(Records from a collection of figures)
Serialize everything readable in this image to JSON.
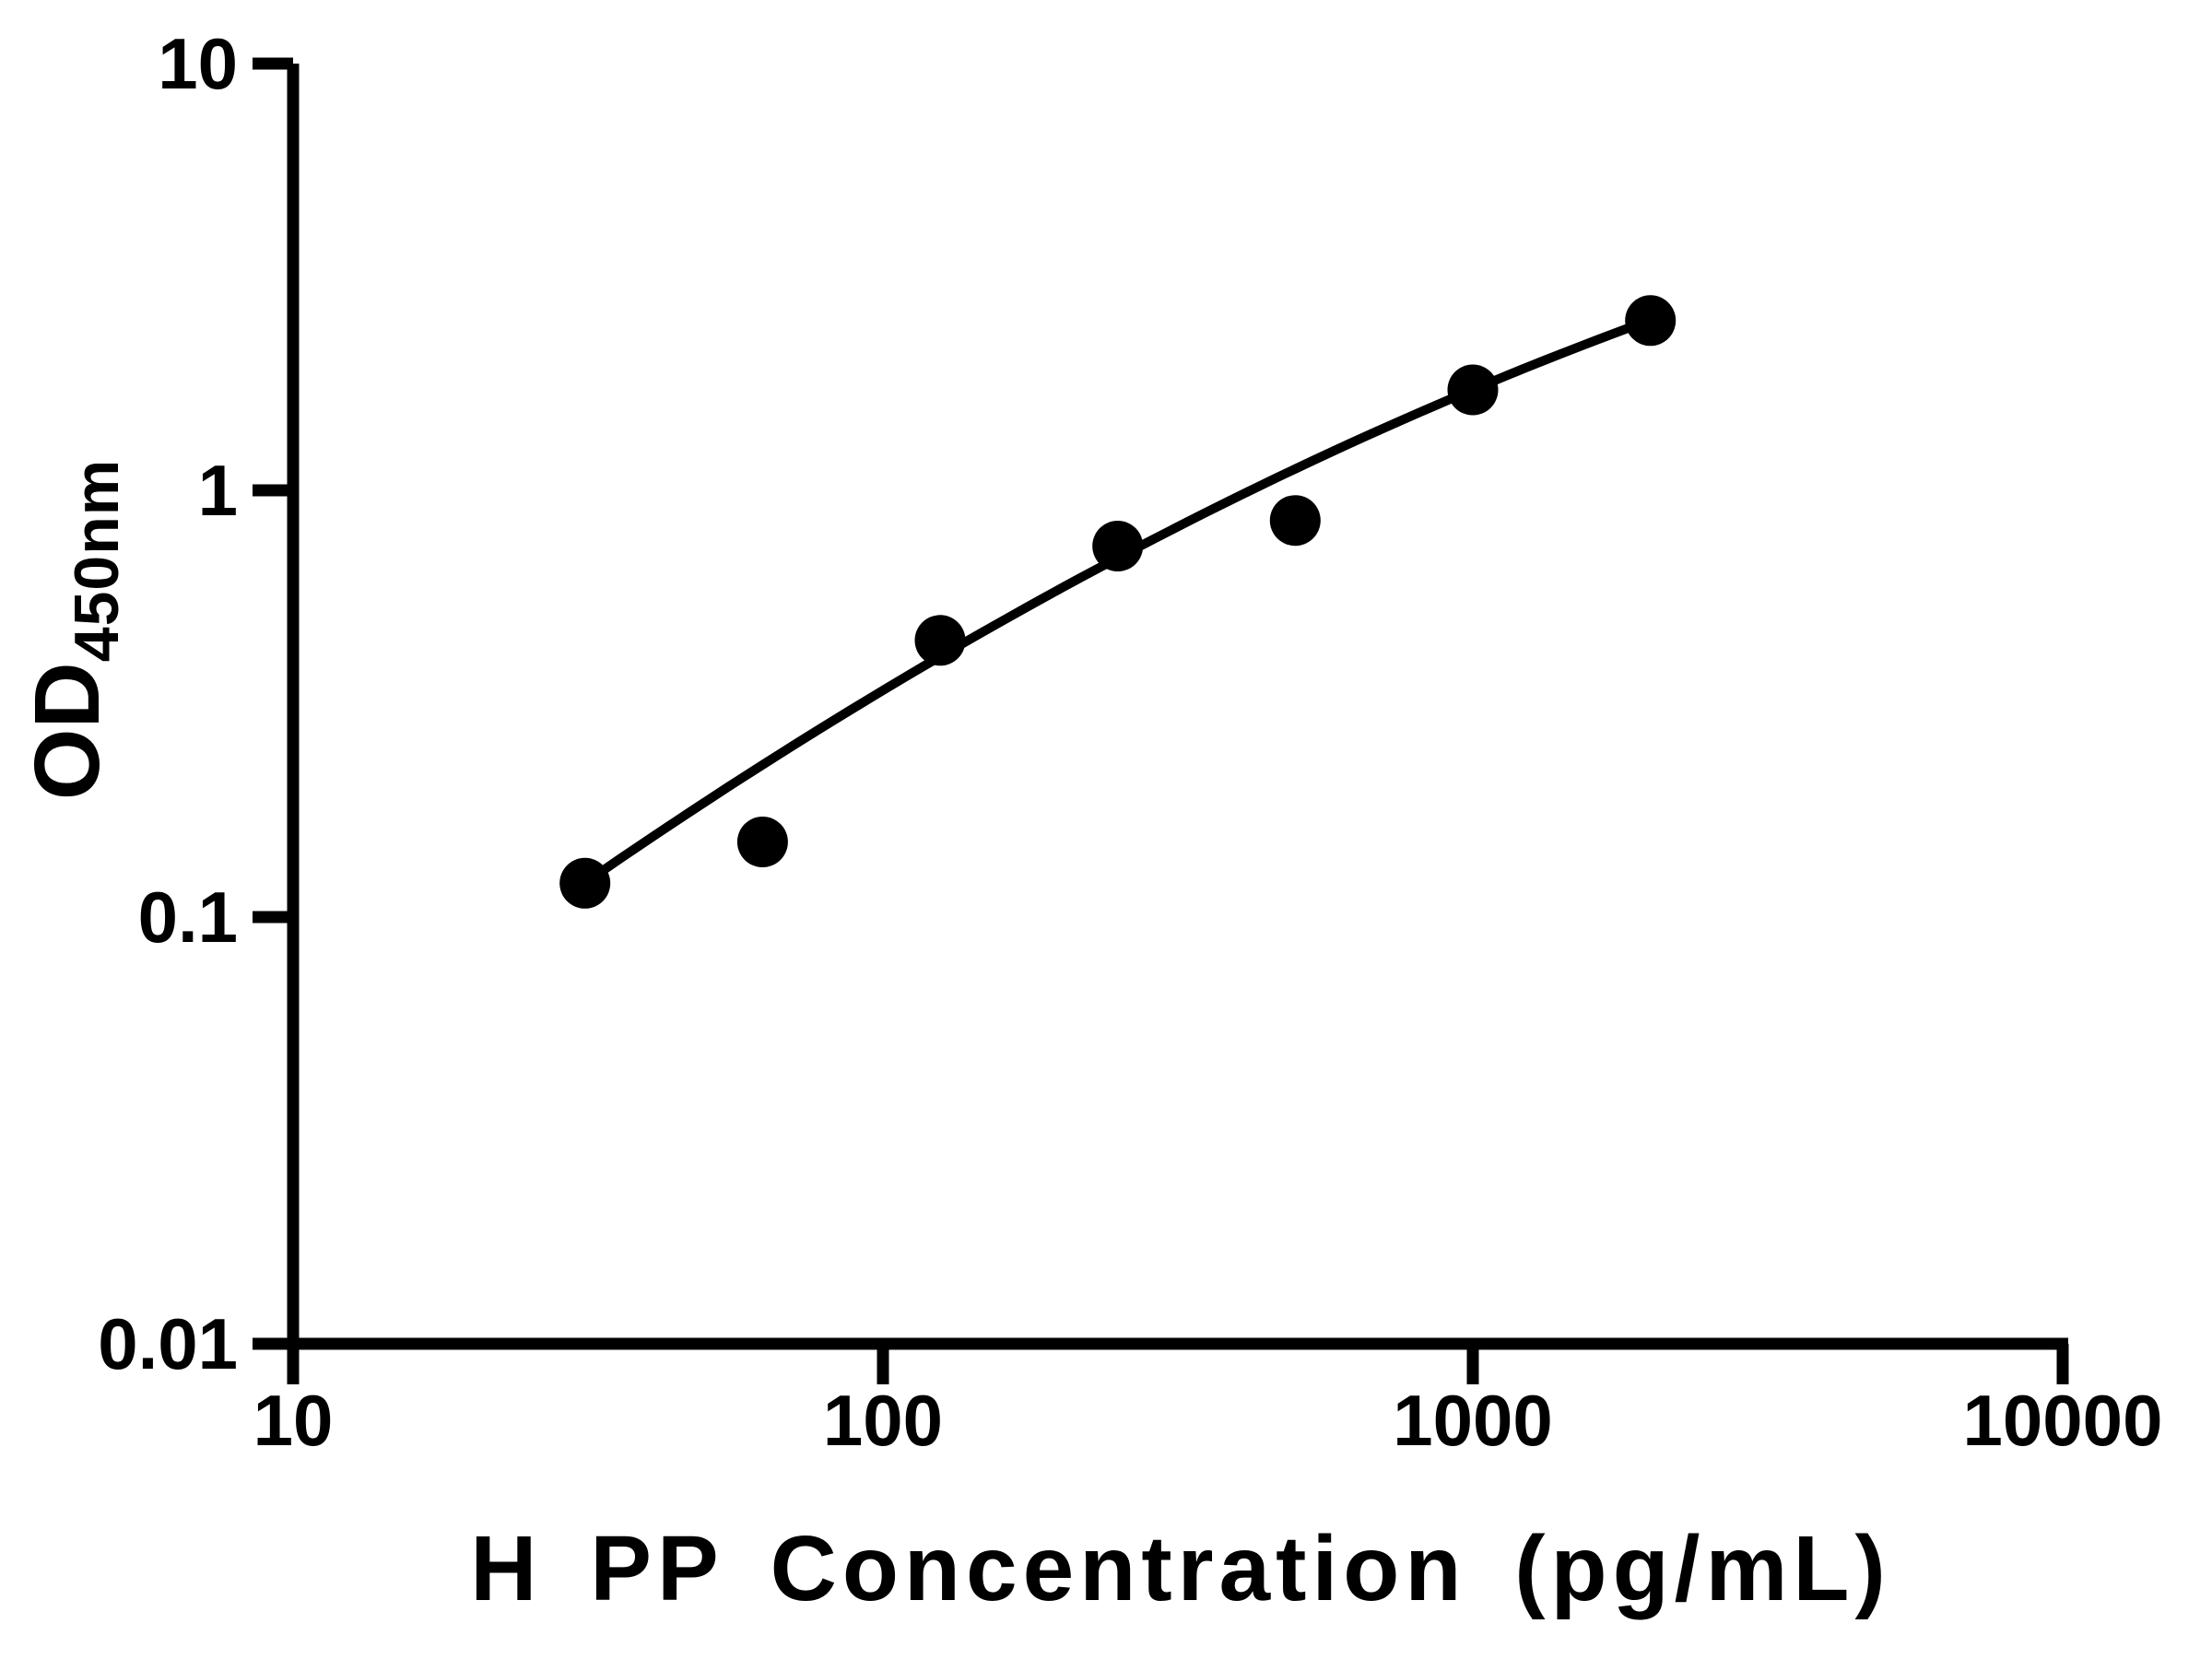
{
  "chart_data": {
    "type": "scatter",
    "title": "",
    "xlabel": "H PP Concentration (pg/mL)",
    "ylabel": "OD450nm",
    "ylabel_main": "OD",
    "ylabel_subscript": "450nm",
    "x_scale": "log10",
    "y_scale": "log10",
    "xlim": [
      10,
      10000
    ],
    "ylim": [
      0.01,
      10
    ],
    "x_ticks": [
      10,
      100,
      1000,
      10000
    ],
    "x_tick_labels": [
      "10",
      "100",
      "1000",
      "10000"
    ],
    "y_ticks": [
      10,
      1,
      0.1,
      0.01
    ],
    "y_tick_labels": [
      "10",
      "1",
      "0.1",
      "0.01"
    ],
    "grid": false,
    "legend": null,
    "background_color": "#ffffff",
    "marker_color": "#000000",
    "line_color": "#000000",
    "points": [
      {
        "x": 31.25,
        "y": 0.12
      },
      {
        "x": 62.5,
        "y": 0.15
      },
      {
        "x": 125,
        "y": 0.445
      },
      {
        "x": 250,
        "y": 0.74
      },
      {
        "x": 500,
        "y": 0.85
      },
      {
        "x": 1000,
        "y": 1.72
      },
      {
        "x": 2000,
        "y": 2.5
      }
    ],
    "fit_curve": {
      "description": "smooth fitted standard curve through the points, quadratic in log10-log10 space",
      "coefficients": {
        "a": -2.628,
        "b": 1.3294,
        "c": -0.1249
      },
      "x_start": 31.25,
      "x_end": 2000
    }
  }
}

• _What to do_: Copy the records above exactly, leaving out every picture.

• _Written answer_:
Serialize everything readable in this image to JSON.
{
  "chart_data": {
    "type": "scatter",
    "title": "",
    "xlabel": "H PP Concentration (pg/mL)",
    "ylabel": "OD450nm",
    "ylabel_main": "OD",
    "ylabel_subscript": "450nm",
    "x_scale": "log10",
    "y_scale": "log10",
    "xlim": [
      10,
      10000
    ],
    "ylim": [
      0.01,
      10
    ],
    "x_ticks": [
      10,
      100,
      1000,
      10000
    ],
    "x_tick_labels": [
      "10",
      "100",
      "1000",
      "10000"
    ],
    "y_ticks": [
      10,
      1,
      0.1,
      0.01
    ],
    "y_tick_labels": [
      "10",
      "1",
      "0.1",
      "0.01"
    ],
    "grid": false,
    "legend": null,
    "background_color": "#ffffff",
    "marker_color": "#000000",
    "line_color": "#000000",
    "points": [
      {
        "x": 31.25,
        "y": 0.12
      },
      {
        "x": 62.5,
        "y": 0.15
      },
      {
        "x": 125,
        "y": 0.445
      },
      {
        "x": 250,
        "y": 0.74
      },
      {
        "x": 500,
        "y": 0.85
      },
      {
        "x": 1000,
        "y": 1.72
      },
      {
        "x": 2000,
        "y": 2.5
      }
    ],
    "fit_curve": {
      "description": "smooth fitted standard curve through the points, quadratic in log10-log10 space",
      "coefficients": {
        "a": -2.628,
        "b": 1.3294,
        "c": -0.1249
      },
      "x_start": 31.25,
      "x_end": 2000
    }
  }
}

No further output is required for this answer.